_TASK BRIEF_
Restate the material word for word and leave out anything that is a picture.

_DATA PROVIDED_
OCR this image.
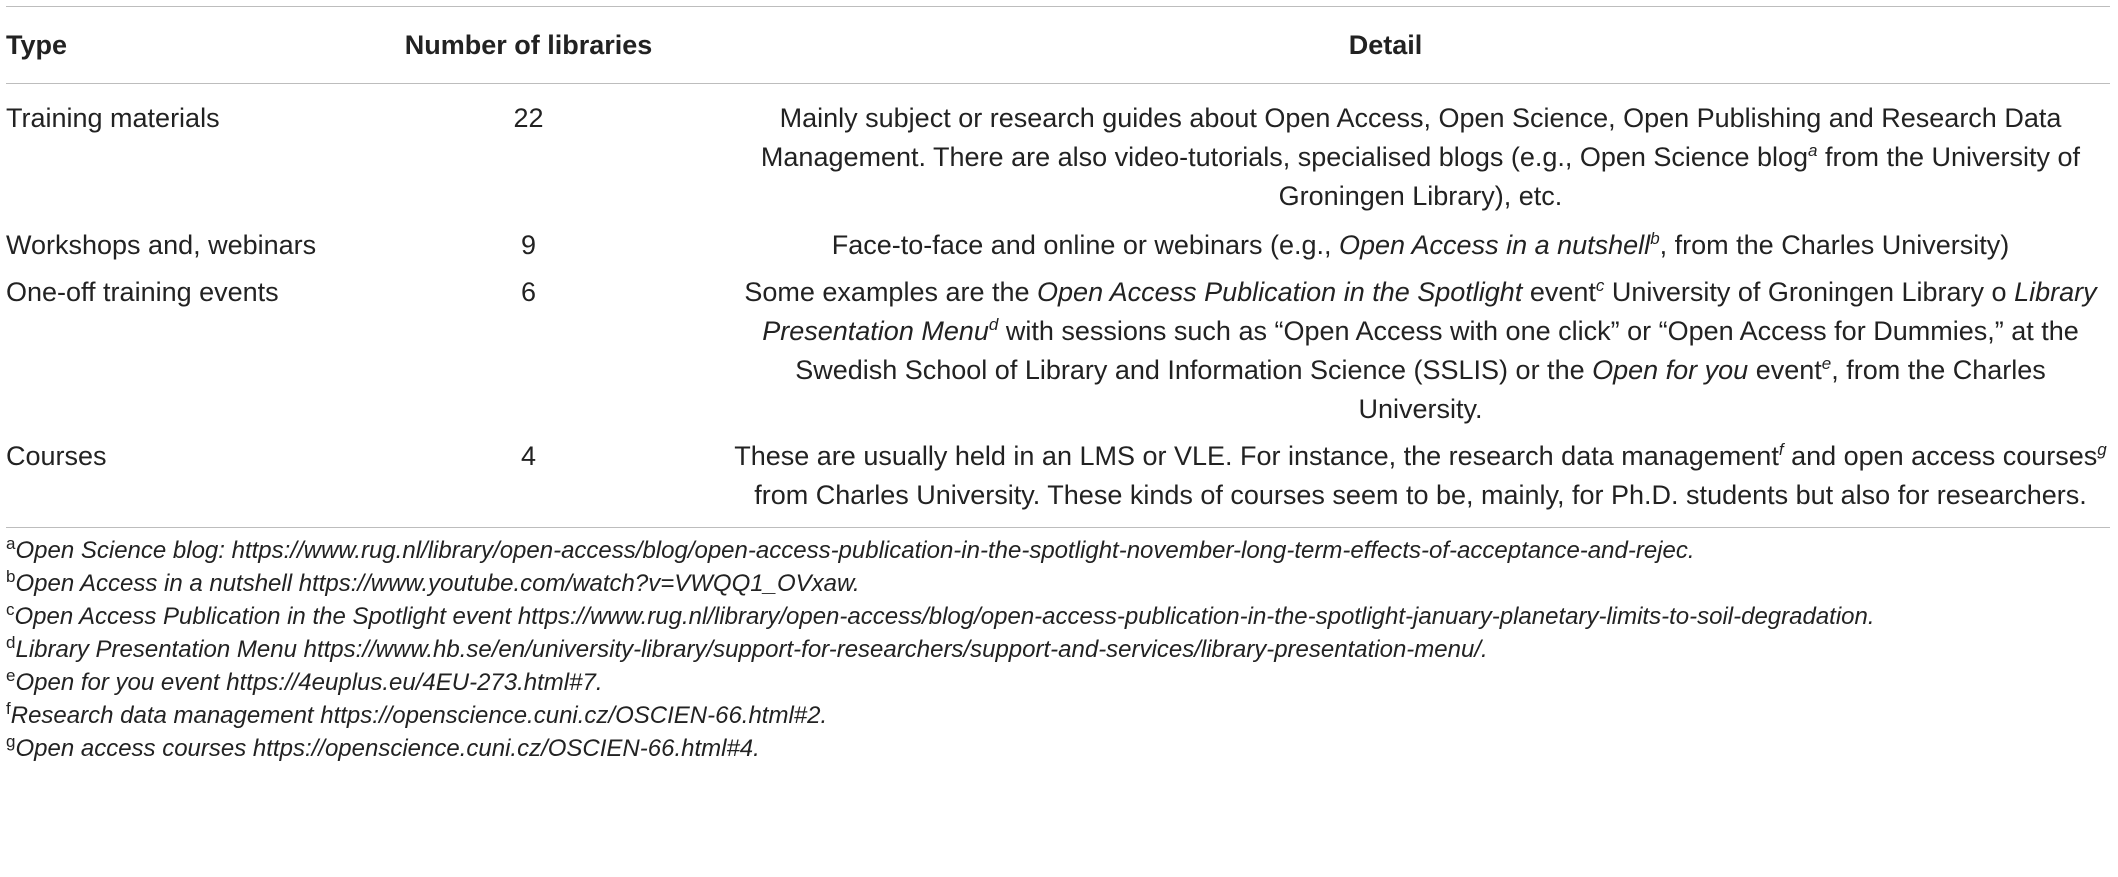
Type	Number of libraries	Detail
Training materials	22	Mainly subject or research guides about Open Access, Open Science, Open Publishing and Research Data Management. There are also video-tutorials, specialised blogs (e.g., Open Science blog$^a$ from the University of Groningen Library), etc.
Workshops and, webinars	9	Face-to-face and online or webinars (e.g., Open Access in a nutshell$^b$, from the Charles University)
One-off training events	6	Some examples are the Open Access Publication in the Spotlight event$^c$ University of Groningen Library o Library Presentation Menu$^d$ with sessions such as “Open Access with one click” or “Open Access for Dummies,” at the Swedish School of Library and Information Science (SSLIS) or the Open for you event$^e$, from the Charles University.
Courses	4	These are usually held in an LMS or VLE. For instance, the research data management$^f$ and open access courses$^g$ from Charles University. These kinds of courses seem to be, mainly, for Ph.D. students but also for researchers.
$^a$Open Science blog: https://www.rug.nl/library/open-access/blog/open-access-publication-in-the-spotlight-november-long-term-effects-of-acceptance-and-rejec.
$^b$Open Access in a nutshell https://www.youtube.com/watch?v=VWQQ1_OVxaw.
$^c$Open Access Publication in the Spotlight event https://www.rug.nl/library/open-access/blog/open-access-publication-in-the-spotlight-january-planetary-limits-to-soil-degradation.
$^d$Library Presentation Menu https://www.hb.se/en/university-library/support-for-researchers/support-and-services/library-presentation-menu/.
$^e$Open for you event https://4euplus.eu/4EU-273.html#7.
$^f$Research data management https://openscience.cuni.cz/OSCIEN-66.html#2.
$^g$Open access courses https://openscience.cuni.cz/OSCIEN-66.html#4.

_EXERCISE ANSWER_
OCR this image.
Type	Number of libraries	Detail
Training materials	22	Mainly subject or research guides about Open Access, Open Science, Open Publishing and Research Data Management. There are also video-tutorials, specialised blogs (e.g., Open Science blog$^a$ from the University of Groningen Library), etc.
Workshops and, webinars	9	Face-to-face and online or webinars (e.g., Open Access in a nutshell$^b$, from the Charles University)
One-off training events	6	Some examples are the Open Access Publication in the Spotlight event$^c$ University of Groningen Library o Library Presentation Menu$^d$ with sessions such as “Open Access with one click” or “Open Access for Dummies,” at the Swedish School of Library and Information Science (SSLIS) or the Open for you event$^e$, from the Charles University.
Courses	4	These are usually held in an LMS or VLE. For instance, the research data management$^f$ and open access courses$^g$ from Charles University. These kinds of courses seem to be, mainly, for Ph.D. students but also for researchers.
$^a$Open Science blog: https://www.rug.nl/library/open-access/blog/open-access-publication-in-the-spotlight-november-long-term-effects-of-acceptance-and-rejec.
$^b$Open Access in a nutshell https://www.youtube.com/watch?v=VWQQ1_OVxaw.
$^c$Open Access Publication in the Spotlight event https://www.rug.nl/library/open-access/blog/open-access-publication-in-the-spotlight-january-planetary-limits-to-soil-degradation.
$^d$Library Presentation Menu https://www.hb.se/en/university-library/support-for-researchers/support-and-services/library-presentation-menu/.
$^e$Open for you event https://4euplus.eu/4EU-273.html#7.
$^f$Research data management https://openscience.cuni.cz/OSCIEN-66.html#2.
$^g$Open access courses https://openscience.cuni.cz/OSCIEN-66.html#4.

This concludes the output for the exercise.